**Tekst do czytania:**
--

Re: Reakcje otoczenia na lalkowe hobby

Post autor: reiha »

kłóciłam się z moją matką o to, ile włosów potrzebuję na jednej taśmie, bo chciałam uszyć/skleić perukę.
...

ale nie robiła problemów z używania maszyny, nawinęła na szpulkę nitkę, którą chciałam, ustawiła ścieg i przychodzi, jak zerwę nitkę, czyli ciągle.
a spodziewałam się focha i awantury, bo PO CO MI TO, wow, naprawdę :zawstydzony:

Awatar użytkownika
azulla
Posty: 75
Rejestracja: 12 maja 2013, 14:12
Kontakt:

Re: Reakcje otoczenia na lalkowe hobby

Post autor: azulla »

--

**Polecenie:** O co toczyła się kłótnia z matką opisana w tekście? Z danych nie trzeba tu korzystać.

**Dostępne dane:**
--

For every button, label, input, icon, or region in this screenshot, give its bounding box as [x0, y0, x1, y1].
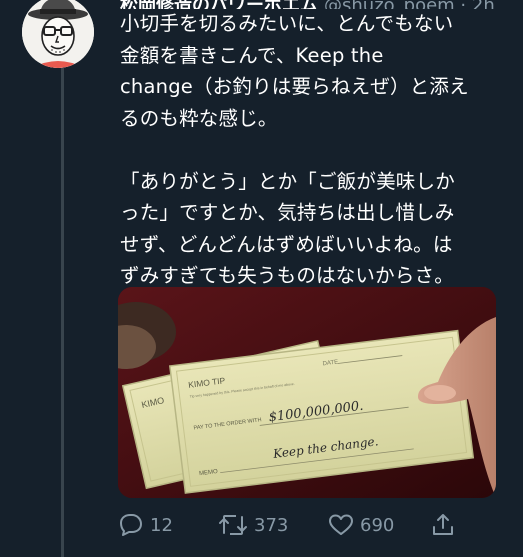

--

**Rozwiązanie:** O to, ile włosów potrzeba na jednej taśmie, żeby uszyć lub skleić perukę.